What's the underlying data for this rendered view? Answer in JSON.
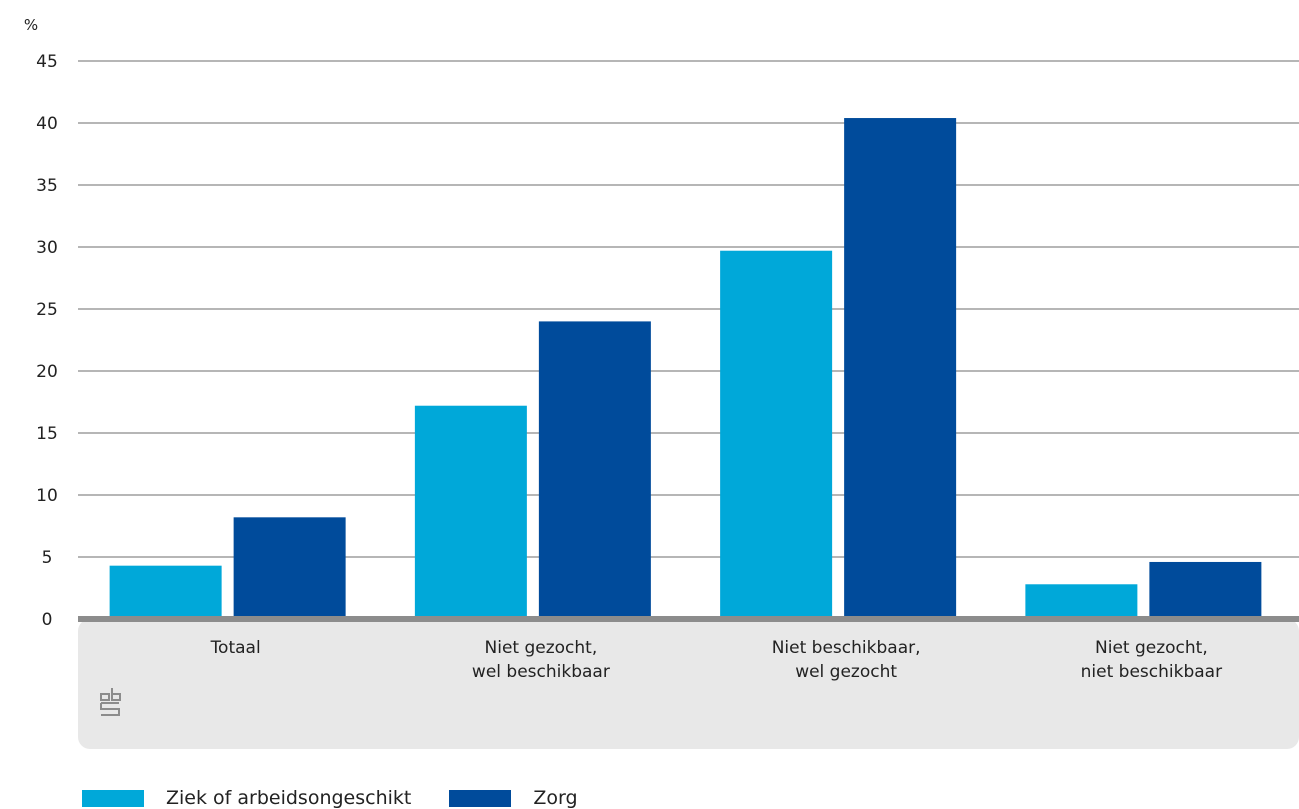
{
  "chart_data": {
    "type": "bar",
    "ylabel": "%",
    "ylim": [
      0,
      45
    ],
    "yticks": [
      0,
      5,
      10,
      15,
      20,
      25,
      30,
      35,
      40,
      45
    ],
    "grid": true,
    "legend_position": "bottom-left",
    "categories": [
      [
        "Totaal"
      ],
      [
        "Niet gezocht,",
        "wel beschikbaar"
      ],
      [
        "Niet beschikbaar,",
        "wel gezocht"
      ],
      [
        "Niet gezocht,",
        "niet beschikbaar"
      ]
    ],
    "series": [
      {
        "name": "Ziek of arbeidsongeschikt",
        "color": "#00a8d9",
        "values": [
          4.3,
          17.2,
          29.7,
          2.8
        ]
      },
      {
        "name": "Zorg",
        "color": "#004b9b",
        "values": [
          8.2,
          24.0,
          40.4,
          4.6
        ]
      }
    ]
  },
  "logo": {
    "icon": "cbs-logo-icon",
    "text": "cbs"
  }
}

====================

REQUIRED TASK
Keep every word of the data as it is when you write it out, but drop the pictures.

TASK OUTPUT
What's the underlying data for this rendered view? Answer in JSON.
{
  "chart_data": {
    "type": "bar",
    "ylabel": "%",
    "ylim": [
      0,
      45
    ],
    "yticks": [
      0,
      5,
      10,
      15,
      20,
      25,
      30,
      35,
      40,
      45
    ],
    "grid": true,
    "legend_position": "bottom-left",
    "categories": [
      [
        "Totaal"
      ],
      [
        "Niet gezocht,",
        "wel beschikbaar"
      ],
      [
        "Niet beschikbaar,",
        "wel gezocht"
      ],
      [
        "Niet gezocht,",
        "niet beschikbaar"
      ]
    ],
    "series": [
      {
        "name": "Ziek of arbeidsongeschikt",
        "color": "#00a8d9",
        "values": [
          4.3,
          17.2,
          29.7,
          2.8
        ]
      },
      {
        "name": "Zorg",
        "color": "#004b9b",
        "values": [
          8.2,
          24.0,
          40.4,
          4.6
        ]
      }
    ]
  },
  "logo": {
    "icon": "cbs-logo-icon",
    "text": "cbs"
  }
}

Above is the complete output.